▶ [Exercise material]

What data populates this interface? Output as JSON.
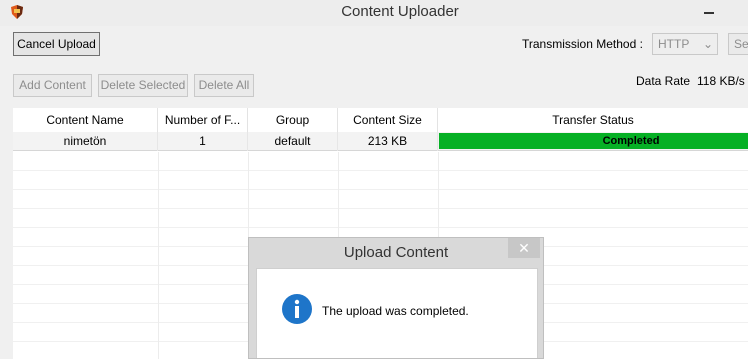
{
  "window": {
    "title": "Content Uploader"
  },
  "toolbar": {
    "cancel_upload": "Cancel Upload",
    "transmission_label": "Transmission Method :",
    "transmission_value": "HTTP",
    "settings_partial": "Set"
  },
  "actions": {
    "add_content": "Add Content",
    "delete_selected": "Delete Selected",
    "delete_all": "Delete All",
    "data_rate_label": "Data Rate",
    "data_rate_value": "118 KB/s"
  },
  "table": {
    "columns": [
      "Content Name",
      "Number of F...",
      "Group",
      "Content Size",
      "Transfer Status"
    ],
    "rows": [
      {
        "name": "nimetön",
        "files": "1",
        "group": "default",
        "size": "213 KB",
        "status": "Completed",
        "progress": 1.0
      }
    ]
  },
  "dialog": {
    "title": "Upload Content",
    "close_glyph": "✕",
    "message": "The upload was completed."
  },
  "colors": {
    "progress_fill": "#06b025",
    "info_icon": "#1e75c9"
  }
}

▶ [What is asked]
Locate each line with the word "title" and copy it.

▶ [Answer]
    "title": "Content Uploader"
    "title": "Upload Content",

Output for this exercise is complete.